- What this task involves: Copy out each line of the listing that has the word "values" in it.

- Raw data:
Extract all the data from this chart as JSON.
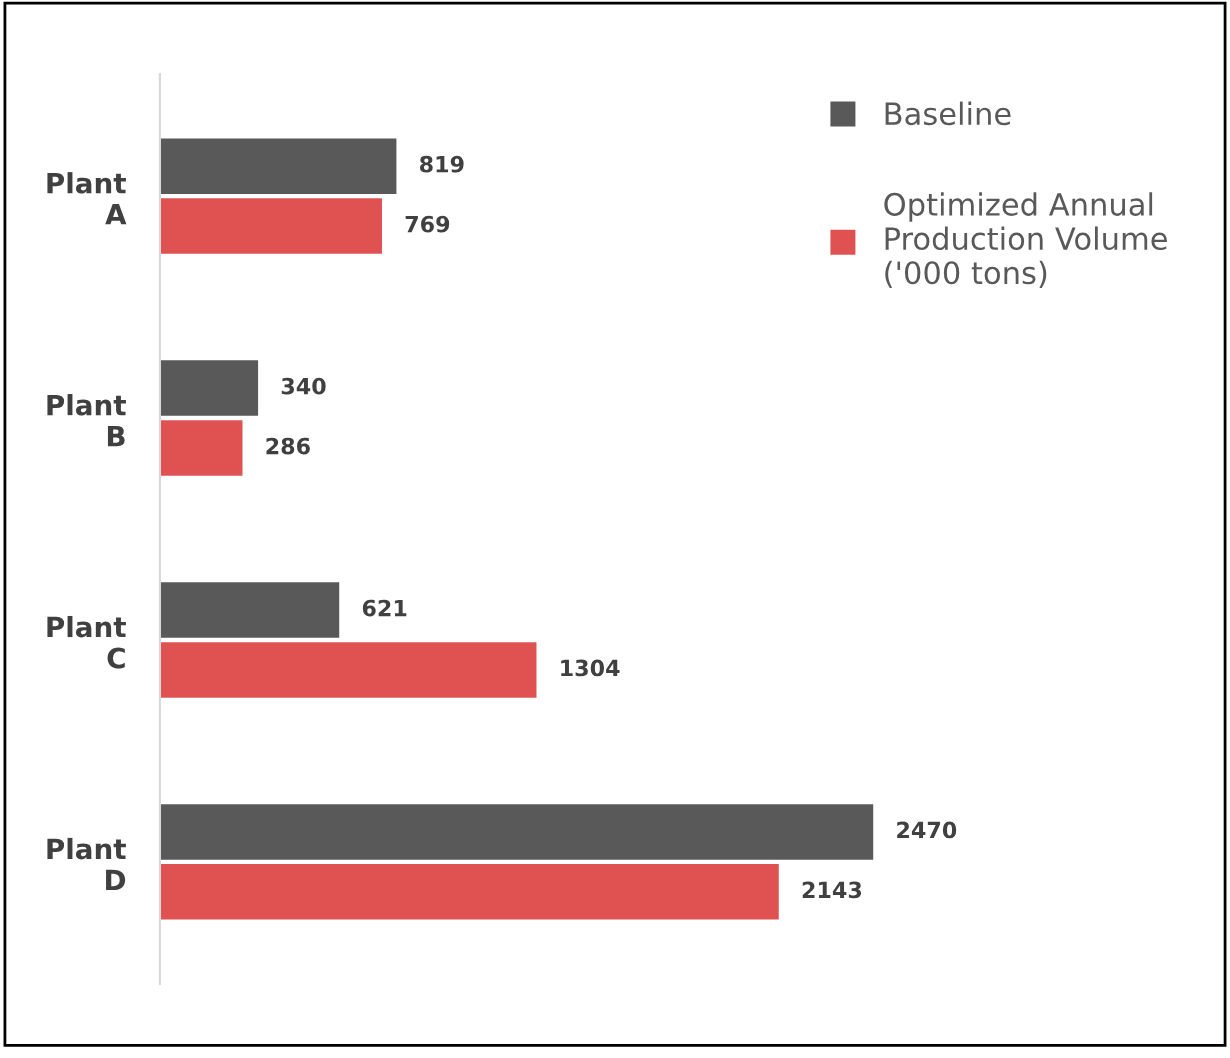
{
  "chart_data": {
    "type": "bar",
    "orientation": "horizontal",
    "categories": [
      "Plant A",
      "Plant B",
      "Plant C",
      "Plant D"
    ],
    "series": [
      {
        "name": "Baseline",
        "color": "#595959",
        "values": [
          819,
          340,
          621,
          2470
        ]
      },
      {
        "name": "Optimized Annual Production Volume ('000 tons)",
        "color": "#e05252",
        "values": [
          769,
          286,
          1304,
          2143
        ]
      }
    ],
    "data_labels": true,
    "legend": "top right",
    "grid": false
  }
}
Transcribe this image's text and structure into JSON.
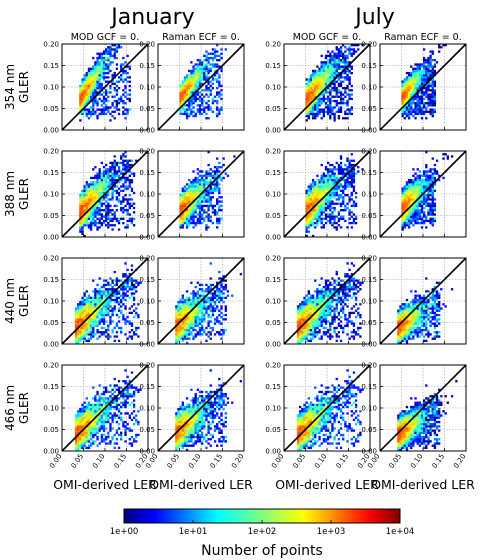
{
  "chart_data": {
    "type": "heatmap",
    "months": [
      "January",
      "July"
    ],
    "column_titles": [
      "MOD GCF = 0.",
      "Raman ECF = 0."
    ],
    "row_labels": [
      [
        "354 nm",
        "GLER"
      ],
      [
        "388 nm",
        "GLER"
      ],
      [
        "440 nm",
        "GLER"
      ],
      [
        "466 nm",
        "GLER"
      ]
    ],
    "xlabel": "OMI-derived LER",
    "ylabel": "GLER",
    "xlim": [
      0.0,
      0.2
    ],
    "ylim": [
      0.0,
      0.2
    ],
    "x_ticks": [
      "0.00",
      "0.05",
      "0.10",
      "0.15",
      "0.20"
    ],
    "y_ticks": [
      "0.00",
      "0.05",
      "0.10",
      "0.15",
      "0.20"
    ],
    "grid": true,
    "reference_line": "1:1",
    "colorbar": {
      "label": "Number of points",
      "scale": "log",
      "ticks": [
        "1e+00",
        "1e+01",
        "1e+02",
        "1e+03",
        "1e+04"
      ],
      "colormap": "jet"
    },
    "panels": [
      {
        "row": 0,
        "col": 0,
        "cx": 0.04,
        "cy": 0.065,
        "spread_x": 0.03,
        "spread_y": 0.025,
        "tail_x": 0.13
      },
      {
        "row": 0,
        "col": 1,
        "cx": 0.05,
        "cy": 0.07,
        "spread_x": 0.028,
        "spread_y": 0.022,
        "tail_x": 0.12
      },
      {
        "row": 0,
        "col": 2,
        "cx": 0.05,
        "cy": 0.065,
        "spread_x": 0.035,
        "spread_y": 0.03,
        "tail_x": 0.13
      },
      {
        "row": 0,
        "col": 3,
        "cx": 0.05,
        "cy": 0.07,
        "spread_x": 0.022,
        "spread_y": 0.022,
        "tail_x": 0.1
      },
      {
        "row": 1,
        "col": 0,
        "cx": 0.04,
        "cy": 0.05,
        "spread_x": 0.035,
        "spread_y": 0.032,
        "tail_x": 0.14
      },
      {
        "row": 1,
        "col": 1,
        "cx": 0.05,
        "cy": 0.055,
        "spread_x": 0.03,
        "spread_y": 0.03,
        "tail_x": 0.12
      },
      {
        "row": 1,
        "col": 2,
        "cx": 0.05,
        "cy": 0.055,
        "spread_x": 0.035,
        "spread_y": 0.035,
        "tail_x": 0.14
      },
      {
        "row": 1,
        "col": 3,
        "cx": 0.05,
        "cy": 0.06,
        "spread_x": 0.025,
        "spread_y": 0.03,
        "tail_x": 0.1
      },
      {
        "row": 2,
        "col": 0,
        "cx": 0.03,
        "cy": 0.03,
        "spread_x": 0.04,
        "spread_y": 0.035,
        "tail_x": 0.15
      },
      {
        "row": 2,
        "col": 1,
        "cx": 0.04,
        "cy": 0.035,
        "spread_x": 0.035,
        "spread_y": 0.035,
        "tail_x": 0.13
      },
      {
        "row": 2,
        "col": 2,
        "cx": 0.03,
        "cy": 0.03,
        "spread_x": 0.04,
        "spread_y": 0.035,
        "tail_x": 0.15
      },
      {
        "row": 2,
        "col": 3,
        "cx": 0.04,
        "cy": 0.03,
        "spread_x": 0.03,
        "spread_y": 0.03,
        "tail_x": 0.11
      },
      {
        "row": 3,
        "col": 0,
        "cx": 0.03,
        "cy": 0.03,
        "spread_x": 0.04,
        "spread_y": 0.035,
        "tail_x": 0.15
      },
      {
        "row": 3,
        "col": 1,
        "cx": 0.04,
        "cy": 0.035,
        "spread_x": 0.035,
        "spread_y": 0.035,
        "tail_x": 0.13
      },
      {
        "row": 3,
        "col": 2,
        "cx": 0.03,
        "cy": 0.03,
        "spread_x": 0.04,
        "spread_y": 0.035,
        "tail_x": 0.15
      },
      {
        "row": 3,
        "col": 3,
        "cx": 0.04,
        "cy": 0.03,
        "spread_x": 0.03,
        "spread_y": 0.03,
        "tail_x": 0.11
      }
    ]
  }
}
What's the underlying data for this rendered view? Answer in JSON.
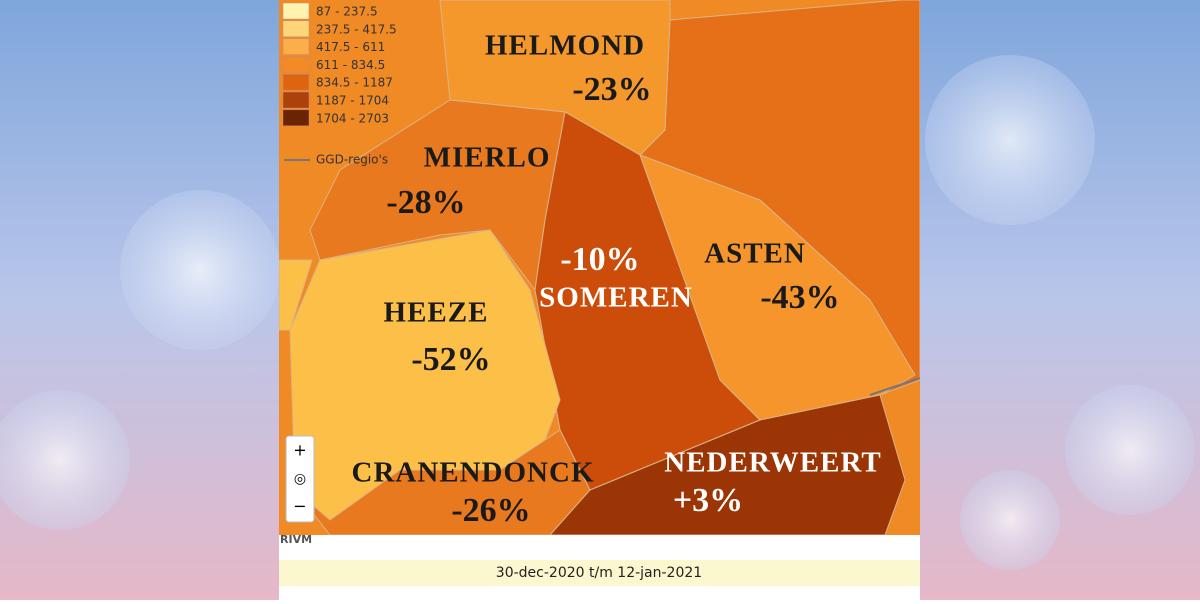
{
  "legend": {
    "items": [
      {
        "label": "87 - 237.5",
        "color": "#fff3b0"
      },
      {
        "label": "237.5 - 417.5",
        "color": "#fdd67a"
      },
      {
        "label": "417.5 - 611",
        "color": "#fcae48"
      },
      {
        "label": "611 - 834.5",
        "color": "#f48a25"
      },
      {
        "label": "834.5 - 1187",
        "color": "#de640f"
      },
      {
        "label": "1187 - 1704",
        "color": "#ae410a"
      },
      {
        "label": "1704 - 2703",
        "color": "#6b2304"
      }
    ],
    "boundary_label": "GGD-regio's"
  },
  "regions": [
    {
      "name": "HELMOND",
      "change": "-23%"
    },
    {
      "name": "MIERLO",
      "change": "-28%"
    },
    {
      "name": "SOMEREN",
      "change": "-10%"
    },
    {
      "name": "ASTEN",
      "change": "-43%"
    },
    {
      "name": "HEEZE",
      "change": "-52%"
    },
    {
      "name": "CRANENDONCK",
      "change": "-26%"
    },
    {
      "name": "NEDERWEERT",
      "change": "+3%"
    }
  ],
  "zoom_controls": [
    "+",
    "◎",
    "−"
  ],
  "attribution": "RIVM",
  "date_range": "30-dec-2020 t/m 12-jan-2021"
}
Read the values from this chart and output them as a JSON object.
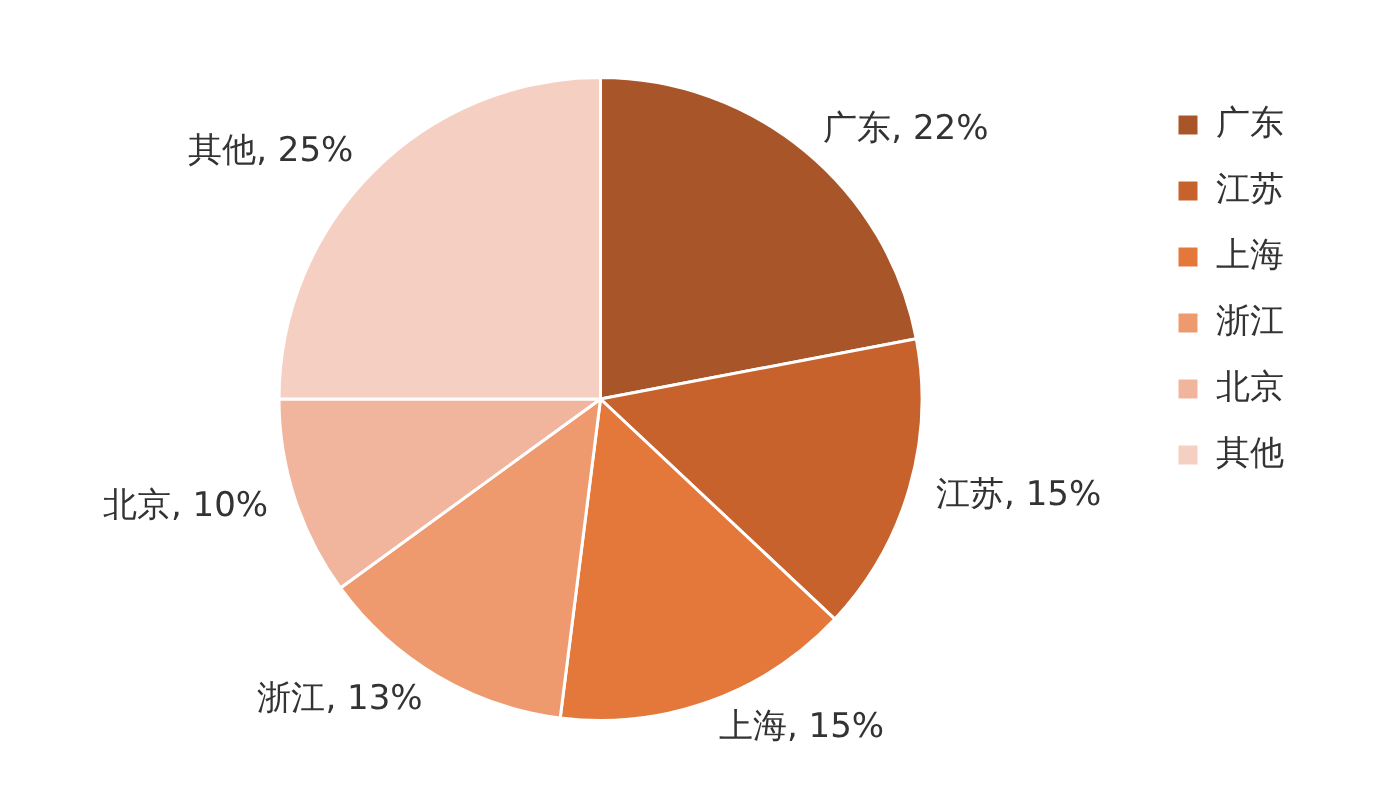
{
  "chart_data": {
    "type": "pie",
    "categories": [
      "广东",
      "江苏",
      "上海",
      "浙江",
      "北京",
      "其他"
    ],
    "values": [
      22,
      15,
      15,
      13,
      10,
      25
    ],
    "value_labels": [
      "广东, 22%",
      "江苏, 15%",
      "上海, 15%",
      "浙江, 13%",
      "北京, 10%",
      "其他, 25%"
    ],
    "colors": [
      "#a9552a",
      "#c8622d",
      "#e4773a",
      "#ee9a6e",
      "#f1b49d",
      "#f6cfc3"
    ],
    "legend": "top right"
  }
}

- Task output:
        "values": [
        "values": [
Read the values from this chart and output them as a JSON object.
    "values": [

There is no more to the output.